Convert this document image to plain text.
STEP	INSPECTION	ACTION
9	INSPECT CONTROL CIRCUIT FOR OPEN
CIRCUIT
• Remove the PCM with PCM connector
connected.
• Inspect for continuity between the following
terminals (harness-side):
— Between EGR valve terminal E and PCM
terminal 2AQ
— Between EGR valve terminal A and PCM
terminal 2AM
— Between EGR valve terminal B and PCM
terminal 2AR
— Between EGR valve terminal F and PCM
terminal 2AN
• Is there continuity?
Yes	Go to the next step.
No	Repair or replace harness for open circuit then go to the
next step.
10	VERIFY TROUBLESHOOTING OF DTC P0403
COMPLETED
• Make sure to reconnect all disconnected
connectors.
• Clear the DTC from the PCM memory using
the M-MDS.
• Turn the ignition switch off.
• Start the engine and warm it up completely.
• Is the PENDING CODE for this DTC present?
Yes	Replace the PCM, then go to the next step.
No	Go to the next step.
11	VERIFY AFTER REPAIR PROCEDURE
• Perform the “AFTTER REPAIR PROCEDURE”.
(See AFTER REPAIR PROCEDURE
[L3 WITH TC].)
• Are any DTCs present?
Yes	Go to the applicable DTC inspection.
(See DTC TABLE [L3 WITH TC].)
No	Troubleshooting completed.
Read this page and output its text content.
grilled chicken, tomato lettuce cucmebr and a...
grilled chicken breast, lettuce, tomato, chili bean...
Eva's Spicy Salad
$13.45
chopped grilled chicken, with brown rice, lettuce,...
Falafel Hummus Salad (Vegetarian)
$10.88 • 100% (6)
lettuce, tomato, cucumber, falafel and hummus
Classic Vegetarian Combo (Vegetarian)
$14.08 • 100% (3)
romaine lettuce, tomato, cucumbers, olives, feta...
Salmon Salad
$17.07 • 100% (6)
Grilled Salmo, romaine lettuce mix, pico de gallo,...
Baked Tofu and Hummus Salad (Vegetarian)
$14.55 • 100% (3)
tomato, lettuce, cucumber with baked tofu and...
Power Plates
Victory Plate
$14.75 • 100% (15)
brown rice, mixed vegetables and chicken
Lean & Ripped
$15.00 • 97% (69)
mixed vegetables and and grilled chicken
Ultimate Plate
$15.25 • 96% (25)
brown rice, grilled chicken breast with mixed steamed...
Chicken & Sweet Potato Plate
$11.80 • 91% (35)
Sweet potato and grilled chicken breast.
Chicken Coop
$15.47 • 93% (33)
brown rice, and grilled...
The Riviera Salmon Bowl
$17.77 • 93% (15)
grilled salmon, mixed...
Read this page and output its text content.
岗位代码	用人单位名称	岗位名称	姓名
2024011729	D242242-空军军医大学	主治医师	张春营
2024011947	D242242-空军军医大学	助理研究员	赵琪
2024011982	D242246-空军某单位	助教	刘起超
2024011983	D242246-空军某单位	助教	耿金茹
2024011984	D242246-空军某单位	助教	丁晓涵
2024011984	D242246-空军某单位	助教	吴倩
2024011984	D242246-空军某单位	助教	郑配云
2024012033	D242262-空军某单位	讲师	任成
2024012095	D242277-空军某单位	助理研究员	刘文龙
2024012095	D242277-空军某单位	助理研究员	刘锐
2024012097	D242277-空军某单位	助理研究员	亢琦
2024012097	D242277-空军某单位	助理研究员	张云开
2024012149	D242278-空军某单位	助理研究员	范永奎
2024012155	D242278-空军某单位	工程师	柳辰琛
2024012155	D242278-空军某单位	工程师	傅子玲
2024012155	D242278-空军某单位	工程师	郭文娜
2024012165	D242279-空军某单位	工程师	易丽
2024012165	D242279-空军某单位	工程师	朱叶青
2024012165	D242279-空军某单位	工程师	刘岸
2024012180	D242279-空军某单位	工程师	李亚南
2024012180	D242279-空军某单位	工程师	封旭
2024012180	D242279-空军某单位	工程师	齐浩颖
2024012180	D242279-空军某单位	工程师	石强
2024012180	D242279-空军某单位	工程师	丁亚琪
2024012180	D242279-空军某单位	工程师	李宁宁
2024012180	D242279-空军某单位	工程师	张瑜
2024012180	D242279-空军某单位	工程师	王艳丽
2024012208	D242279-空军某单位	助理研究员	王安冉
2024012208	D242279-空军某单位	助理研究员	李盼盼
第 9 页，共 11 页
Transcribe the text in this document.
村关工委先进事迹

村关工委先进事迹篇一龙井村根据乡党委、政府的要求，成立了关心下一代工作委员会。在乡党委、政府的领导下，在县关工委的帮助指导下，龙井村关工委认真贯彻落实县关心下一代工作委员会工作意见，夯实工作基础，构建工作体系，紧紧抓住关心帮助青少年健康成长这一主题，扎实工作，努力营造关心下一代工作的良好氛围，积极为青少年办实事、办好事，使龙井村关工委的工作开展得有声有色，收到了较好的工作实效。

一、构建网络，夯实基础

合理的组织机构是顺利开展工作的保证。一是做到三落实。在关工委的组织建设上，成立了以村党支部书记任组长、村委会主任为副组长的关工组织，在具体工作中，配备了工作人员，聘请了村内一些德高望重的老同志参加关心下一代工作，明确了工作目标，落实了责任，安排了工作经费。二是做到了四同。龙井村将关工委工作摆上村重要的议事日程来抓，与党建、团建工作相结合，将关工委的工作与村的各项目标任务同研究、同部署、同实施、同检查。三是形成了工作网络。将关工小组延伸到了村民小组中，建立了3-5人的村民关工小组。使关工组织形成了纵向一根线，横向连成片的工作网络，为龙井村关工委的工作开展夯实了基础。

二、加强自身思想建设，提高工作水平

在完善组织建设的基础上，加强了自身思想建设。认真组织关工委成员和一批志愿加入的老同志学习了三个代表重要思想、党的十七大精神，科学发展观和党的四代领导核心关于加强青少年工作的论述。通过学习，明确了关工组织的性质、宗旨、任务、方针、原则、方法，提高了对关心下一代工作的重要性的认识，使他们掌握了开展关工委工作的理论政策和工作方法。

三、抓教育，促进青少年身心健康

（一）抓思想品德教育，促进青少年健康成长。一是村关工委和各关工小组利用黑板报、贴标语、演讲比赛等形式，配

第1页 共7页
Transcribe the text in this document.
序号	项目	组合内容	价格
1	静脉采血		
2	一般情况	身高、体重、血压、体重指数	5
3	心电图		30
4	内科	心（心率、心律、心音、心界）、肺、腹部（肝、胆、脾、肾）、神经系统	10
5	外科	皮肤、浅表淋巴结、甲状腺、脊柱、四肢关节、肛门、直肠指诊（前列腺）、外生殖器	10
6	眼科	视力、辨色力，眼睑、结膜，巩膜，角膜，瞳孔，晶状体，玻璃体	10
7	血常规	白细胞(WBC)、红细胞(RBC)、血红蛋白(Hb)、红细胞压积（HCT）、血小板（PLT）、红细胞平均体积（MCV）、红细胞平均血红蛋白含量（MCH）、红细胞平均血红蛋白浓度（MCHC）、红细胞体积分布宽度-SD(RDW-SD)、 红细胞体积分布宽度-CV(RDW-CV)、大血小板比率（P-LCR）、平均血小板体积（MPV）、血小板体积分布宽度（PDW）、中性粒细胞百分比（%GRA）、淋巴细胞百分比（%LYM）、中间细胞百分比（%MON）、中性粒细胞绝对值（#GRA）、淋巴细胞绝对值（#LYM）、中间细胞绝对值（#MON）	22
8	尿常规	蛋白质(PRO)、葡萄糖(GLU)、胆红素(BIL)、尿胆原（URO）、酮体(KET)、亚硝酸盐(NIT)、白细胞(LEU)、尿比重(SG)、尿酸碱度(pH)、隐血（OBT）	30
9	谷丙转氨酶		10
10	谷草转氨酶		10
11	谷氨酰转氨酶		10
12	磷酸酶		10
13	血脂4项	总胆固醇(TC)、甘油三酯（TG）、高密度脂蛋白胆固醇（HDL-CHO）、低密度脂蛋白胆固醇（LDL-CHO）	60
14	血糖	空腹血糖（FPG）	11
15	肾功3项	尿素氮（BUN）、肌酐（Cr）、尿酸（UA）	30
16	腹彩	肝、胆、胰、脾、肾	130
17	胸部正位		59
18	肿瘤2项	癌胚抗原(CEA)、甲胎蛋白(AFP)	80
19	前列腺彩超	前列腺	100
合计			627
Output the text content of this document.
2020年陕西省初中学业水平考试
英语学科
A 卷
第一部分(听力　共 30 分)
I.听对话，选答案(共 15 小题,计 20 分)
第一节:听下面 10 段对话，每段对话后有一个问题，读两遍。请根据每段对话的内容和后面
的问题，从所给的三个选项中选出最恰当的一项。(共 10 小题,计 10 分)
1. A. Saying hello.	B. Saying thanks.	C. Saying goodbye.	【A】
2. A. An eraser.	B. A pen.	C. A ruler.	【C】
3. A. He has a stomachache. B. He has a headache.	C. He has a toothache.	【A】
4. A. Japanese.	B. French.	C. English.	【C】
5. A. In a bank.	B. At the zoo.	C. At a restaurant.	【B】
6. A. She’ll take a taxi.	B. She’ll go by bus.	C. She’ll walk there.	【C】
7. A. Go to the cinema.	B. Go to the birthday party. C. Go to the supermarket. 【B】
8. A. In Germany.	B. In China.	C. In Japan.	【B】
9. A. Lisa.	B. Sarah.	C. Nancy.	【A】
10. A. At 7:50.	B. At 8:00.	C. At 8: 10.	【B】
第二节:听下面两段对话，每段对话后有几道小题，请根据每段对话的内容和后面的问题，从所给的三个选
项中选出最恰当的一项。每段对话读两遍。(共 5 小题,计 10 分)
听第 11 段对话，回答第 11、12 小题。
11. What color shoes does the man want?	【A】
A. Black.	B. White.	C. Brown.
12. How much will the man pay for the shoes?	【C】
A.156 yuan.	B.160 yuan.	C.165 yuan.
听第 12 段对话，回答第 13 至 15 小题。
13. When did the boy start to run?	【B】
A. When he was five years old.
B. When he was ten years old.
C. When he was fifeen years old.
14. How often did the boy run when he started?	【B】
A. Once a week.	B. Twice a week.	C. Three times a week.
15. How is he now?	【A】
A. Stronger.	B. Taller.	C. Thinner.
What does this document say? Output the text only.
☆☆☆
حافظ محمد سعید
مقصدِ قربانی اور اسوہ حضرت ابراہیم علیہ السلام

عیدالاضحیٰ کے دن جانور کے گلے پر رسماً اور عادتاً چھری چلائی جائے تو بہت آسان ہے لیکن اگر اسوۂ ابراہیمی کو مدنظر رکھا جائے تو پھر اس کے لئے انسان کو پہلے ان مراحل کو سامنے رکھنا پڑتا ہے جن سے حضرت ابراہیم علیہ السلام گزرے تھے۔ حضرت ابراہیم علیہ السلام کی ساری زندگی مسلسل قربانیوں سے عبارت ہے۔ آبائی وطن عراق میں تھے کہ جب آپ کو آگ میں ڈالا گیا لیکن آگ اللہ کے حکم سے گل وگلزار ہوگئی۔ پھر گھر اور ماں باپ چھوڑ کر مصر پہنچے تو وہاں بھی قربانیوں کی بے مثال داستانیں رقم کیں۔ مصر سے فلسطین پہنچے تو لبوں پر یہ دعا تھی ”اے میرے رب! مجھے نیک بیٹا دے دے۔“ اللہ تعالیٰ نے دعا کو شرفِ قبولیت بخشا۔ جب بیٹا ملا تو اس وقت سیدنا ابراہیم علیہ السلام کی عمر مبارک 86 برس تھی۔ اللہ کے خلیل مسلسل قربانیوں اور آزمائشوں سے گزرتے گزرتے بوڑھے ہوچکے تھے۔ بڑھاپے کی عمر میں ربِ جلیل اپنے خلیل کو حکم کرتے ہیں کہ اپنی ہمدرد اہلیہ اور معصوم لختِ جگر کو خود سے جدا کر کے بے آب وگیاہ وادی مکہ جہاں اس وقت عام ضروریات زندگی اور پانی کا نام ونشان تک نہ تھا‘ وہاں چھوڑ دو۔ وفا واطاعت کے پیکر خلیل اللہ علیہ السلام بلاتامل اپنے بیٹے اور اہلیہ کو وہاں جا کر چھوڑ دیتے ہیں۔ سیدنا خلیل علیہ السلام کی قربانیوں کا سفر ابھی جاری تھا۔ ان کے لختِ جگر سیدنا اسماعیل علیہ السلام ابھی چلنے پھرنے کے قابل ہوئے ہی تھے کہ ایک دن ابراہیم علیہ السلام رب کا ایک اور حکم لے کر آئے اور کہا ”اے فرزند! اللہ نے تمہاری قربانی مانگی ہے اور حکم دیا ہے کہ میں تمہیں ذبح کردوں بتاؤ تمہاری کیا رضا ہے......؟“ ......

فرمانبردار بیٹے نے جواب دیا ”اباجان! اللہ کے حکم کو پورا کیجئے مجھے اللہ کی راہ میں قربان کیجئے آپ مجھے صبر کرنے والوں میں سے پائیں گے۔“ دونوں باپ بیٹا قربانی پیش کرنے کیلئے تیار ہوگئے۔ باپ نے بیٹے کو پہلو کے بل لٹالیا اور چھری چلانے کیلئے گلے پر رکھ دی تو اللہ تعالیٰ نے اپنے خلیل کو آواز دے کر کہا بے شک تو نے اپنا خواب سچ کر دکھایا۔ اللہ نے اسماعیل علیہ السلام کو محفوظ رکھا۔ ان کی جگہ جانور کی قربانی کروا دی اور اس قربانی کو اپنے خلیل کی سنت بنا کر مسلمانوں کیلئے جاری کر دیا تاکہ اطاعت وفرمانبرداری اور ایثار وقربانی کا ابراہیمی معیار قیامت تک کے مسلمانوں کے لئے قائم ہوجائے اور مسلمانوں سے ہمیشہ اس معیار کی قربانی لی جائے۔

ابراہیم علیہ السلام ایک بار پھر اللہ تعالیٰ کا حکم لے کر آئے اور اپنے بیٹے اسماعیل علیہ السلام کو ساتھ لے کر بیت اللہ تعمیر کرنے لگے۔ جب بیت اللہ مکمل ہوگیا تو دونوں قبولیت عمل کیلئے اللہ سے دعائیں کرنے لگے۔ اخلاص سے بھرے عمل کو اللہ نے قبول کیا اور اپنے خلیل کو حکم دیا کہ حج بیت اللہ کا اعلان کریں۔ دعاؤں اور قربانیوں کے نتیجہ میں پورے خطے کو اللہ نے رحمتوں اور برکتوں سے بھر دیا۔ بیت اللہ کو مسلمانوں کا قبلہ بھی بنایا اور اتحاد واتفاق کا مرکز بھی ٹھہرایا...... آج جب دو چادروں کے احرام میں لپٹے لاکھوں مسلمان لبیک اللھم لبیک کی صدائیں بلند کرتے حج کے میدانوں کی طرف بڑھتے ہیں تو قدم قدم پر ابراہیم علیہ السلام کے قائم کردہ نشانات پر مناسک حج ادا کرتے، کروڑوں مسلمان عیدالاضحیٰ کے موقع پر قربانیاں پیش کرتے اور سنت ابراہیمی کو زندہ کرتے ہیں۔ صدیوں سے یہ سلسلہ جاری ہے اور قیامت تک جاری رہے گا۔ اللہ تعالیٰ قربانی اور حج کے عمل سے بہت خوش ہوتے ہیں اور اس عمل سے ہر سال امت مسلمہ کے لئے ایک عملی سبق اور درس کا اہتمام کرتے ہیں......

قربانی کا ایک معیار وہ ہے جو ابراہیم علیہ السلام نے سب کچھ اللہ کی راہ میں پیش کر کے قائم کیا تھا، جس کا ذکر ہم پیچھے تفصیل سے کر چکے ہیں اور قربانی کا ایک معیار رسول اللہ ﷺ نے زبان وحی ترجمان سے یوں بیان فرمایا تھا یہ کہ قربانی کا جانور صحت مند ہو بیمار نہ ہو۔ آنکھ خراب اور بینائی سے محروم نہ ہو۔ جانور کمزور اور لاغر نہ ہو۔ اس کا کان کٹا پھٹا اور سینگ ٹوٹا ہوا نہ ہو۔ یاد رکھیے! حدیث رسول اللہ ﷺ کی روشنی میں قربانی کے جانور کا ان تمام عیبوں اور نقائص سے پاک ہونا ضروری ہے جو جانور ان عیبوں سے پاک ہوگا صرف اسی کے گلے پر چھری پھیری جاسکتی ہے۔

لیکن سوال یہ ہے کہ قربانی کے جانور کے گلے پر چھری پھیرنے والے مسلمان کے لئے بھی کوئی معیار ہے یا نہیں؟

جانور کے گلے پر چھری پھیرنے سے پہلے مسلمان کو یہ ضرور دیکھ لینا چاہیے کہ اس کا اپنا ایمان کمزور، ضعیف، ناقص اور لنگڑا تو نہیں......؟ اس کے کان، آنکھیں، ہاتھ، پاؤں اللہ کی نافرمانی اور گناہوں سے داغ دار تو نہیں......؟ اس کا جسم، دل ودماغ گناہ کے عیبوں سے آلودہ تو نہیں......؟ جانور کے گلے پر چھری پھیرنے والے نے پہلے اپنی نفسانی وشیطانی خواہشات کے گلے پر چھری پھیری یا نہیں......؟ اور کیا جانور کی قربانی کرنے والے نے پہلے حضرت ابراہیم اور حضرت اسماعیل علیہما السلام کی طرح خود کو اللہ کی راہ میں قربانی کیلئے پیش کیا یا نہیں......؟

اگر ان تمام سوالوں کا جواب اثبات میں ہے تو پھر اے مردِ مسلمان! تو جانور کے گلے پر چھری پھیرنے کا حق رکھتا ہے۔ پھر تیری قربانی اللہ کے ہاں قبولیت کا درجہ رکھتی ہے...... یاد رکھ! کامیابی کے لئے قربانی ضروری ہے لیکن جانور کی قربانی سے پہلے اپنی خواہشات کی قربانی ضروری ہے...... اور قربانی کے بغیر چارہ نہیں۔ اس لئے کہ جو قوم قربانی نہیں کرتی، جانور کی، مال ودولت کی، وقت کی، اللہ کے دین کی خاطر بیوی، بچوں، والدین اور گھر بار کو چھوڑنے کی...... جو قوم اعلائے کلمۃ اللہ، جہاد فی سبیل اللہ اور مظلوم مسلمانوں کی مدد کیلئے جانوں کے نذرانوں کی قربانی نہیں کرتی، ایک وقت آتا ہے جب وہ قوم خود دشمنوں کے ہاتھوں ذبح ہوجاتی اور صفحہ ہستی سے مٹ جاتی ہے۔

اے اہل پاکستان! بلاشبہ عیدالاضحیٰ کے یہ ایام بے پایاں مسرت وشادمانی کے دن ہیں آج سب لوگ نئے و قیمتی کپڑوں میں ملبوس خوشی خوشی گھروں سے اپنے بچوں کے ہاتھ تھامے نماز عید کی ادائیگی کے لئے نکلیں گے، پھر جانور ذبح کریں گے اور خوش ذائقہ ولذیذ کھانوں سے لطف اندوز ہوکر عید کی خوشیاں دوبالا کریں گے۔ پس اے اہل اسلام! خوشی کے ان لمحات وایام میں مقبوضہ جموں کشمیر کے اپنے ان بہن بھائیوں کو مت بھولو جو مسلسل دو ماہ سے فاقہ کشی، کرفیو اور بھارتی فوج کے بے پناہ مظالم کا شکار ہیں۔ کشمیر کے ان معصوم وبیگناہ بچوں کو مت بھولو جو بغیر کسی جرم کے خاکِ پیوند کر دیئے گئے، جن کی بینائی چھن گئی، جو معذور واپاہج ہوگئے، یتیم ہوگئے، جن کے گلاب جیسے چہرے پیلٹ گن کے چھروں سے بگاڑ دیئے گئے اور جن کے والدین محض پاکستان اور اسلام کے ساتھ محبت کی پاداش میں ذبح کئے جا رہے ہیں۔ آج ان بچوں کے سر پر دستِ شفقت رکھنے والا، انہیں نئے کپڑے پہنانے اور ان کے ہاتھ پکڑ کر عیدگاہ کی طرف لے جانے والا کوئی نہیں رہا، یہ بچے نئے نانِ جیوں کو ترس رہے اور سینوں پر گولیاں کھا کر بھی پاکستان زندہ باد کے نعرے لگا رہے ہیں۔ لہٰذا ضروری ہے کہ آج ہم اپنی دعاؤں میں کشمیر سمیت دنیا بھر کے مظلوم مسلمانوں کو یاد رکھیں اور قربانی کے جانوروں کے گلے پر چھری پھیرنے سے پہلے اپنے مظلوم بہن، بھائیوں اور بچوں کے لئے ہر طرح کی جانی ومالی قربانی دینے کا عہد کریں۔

==*==

▸ Task to complete:
Copy each line in the data that holds the word "years".

▸ Solved exercise:
A. When he was five years old.
B. When he was ten years old.
C. When he was fifeen years old.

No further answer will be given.